◆ **Task material**:
↓
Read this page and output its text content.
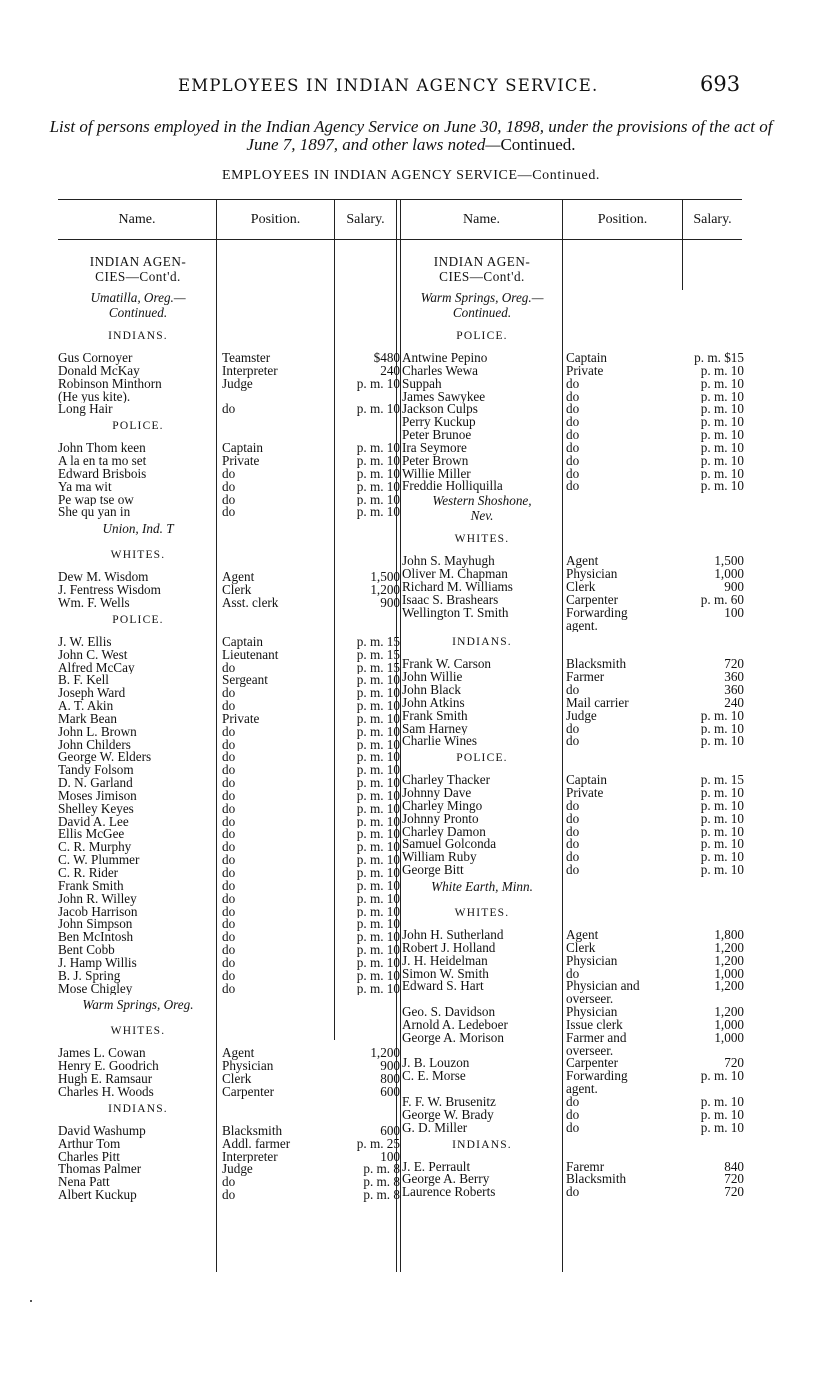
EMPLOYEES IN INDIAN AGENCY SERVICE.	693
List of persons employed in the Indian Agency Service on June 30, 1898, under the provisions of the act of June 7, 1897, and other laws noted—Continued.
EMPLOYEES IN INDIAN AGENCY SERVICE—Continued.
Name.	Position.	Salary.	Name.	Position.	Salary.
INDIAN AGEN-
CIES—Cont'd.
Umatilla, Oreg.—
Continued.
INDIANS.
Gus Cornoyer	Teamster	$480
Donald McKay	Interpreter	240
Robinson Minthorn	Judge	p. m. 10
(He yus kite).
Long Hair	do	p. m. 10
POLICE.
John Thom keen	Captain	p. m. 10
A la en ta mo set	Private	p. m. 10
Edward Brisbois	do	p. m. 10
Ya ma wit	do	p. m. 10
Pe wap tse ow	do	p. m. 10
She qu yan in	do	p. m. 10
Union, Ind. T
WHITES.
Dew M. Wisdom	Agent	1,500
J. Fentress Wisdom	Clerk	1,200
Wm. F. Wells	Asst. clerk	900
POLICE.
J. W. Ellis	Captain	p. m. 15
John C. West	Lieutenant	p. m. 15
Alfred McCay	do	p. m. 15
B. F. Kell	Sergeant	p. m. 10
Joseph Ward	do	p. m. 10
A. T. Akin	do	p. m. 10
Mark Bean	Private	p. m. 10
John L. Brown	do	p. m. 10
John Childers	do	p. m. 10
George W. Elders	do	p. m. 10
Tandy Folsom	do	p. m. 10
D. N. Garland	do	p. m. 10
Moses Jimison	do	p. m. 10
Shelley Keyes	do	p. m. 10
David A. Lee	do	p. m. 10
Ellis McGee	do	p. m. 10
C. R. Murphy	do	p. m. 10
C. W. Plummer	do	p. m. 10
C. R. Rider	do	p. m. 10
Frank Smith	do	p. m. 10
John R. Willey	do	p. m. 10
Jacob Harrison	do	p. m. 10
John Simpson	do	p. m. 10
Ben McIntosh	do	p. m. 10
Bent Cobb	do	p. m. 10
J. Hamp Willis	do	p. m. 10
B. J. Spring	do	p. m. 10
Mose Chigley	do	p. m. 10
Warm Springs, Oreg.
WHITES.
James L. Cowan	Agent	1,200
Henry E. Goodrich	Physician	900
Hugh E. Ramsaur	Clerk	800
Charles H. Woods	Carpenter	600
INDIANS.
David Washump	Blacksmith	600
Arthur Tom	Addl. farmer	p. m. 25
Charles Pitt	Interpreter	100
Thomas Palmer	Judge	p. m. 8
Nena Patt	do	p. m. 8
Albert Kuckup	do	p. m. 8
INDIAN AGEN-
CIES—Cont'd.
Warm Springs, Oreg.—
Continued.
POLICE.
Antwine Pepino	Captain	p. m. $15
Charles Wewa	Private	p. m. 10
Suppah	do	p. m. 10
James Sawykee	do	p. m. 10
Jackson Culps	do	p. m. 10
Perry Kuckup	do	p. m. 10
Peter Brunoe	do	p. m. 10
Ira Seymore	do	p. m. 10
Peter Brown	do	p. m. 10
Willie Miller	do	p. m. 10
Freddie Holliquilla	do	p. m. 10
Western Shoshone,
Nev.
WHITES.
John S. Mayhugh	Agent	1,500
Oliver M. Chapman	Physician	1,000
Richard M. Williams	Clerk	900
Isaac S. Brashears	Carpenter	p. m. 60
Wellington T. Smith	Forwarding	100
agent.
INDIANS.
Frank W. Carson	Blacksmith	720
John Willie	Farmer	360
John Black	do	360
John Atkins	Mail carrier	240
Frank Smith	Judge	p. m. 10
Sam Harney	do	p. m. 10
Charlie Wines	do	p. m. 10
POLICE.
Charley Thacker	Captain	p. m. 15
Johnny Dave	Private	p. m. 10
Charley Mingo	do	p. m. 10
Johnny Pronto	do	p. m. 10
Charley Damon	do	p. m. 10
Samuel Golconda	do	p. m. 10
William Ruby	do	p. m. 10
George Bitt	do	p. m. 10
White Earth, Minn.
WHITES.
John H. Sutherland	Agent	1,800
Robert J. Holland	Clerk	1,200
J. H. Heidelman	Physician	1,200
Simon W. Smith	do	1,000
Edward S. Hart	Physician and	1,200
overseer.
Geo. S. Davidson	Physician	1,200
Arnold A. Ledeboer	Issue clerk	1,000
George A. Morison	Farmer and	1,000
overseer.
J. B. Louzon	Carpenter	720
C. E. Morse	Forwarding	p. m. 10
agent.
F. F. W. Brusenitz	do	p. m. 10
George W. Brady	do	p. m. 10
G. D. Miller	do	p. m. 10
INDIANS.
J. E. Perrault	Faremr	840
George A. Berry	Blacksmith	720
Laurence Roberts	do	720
↑
↓
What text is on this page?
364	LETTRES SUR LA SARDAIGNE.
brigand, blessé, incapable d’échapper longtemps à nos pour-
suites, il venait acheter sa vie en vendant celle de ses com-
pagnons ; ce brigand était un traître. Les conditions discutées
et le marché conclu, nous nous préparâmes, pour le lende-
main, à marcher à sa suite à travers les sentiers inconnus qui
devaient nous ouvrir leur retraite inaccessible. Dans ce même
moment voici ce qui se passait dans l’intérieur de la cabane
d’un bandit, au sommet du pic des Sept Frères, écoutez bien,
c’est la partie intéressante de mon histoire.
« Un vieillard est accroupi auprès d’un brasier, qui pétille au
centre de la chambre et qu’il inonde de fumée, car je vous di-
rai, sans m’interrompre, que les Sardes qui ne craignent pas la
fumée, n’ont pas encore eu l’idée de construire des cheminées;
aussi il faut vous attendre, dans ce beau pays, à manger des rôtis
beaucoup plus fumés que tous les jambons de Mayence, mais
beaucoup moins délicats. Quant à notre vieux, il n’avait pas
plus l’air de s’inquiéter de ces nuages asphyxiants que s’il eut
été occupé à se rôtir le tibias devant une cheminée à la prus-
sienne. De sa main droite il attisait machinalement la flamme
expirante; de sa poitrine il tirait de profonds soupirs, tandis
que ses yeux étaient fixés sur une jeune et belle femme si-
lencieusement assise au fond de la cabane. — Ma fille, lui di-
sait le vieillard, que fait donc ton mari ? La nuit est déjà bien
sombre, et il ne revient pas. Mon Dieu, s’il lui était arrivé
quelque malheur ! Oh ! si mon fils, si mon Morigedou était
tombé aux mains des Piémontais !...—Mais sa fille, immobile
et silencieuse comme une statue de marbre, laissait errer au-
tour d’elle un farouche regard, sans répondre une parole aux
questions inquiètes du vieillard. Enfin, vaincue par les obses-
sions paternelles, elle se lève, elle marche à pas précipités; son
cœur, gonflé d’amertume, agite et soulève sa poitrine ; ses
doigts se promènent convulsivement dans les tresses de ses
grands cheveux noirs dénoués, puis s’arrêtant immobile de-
↑
◆ **Directions for this task**:
Scan the records above for the string "immobile", then select every line that holds it.

◆ **Task output**:
tombé aux mains des Piémontais !...—Mais sa fille, immobile
grands cheveux noirs dénoués, puis s’arrêtant immobile de-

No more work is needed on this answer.